— START OF MATERIAL —

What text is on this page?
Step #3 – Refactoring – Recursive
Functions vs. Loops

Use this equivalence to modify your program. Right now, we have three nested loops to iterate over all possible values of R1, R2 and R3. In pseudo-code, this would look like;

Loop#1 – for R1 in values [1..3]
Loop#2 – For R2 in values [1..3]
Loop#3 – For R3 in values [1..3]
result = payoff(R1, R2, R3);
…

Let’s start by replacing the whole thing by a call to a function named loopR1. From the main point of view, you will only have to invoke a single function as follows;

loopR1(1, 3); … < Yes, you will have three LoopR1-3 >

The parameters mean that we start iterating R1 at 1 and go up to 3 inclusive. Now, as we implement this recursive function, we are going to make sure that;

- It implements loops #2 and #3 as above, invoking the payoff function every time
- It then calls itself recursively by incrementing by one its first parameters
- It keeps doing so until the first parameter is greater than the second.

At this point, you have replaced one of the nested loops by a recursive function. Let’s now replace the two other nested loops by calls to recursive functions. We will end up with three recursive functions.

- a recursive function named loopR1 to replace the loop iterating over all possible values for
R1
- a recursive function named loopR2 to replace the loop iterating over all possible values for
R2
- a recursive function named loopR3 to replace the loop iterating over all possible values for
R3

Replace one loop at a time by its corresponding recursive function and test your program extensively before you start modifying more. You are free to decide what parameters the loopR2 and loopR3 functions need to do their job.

— END OF MATERIAL —

Your task is to reproduce all of the records exactly.

EXERCISE RESPONSE >>
What text is on this page?
Step #3 – Refactoring – Recursive
Functions vs. Loops

Use this equivalence to modify your program. Right now, we have three nested loops to iterate over all possible values of R1, R2 and R3. In pseudo-code, this would look like;

Loop#1 – for R1 in values [1..3]
Loop#2 – For R2 in values [1..3]
Loop#3 – For R3 in values [1..3]
result = payoff(R1, R2, R3);
…

Let’s start by replacing the whole thing by a call to a function named loopR1. From the main point of view, you will only have to invoke a single function as follows;

loopR1(1, 3); … < Yes, you will have three LoopR1-3 >

The parameters mean that we start iterating R1 at 1 and go up to 3 inclusive. Now, as we implement this recursive function, we are going to make sure that;

- It implements loops #2 and #3 as above, invoking the payoff function every time
- It then calls itself recursively by incrementing by one its first parameters
- It keeps doing so until the first parameter is greater than the second.

At this point, you have replaced one of the nested loops by a recursive function. Let’s now replace the two other nested loops by calls to recursive functions. We will end up with three recursive functions.

- a recursive function named loopR1 to replace the loop iterating over all possible values for
R1
- a recursive function named loopR2 to replace the loop iterating over all possible values for
R2
- a recursive function named loopR3 to replace the loop iterating over all possible values for
R3

Replace one loop at a time by its corresponding recursive function and test your program extensively before you start modifying more. You are free to decide what parameters the loopR2 and loopR3 functions need to do their job.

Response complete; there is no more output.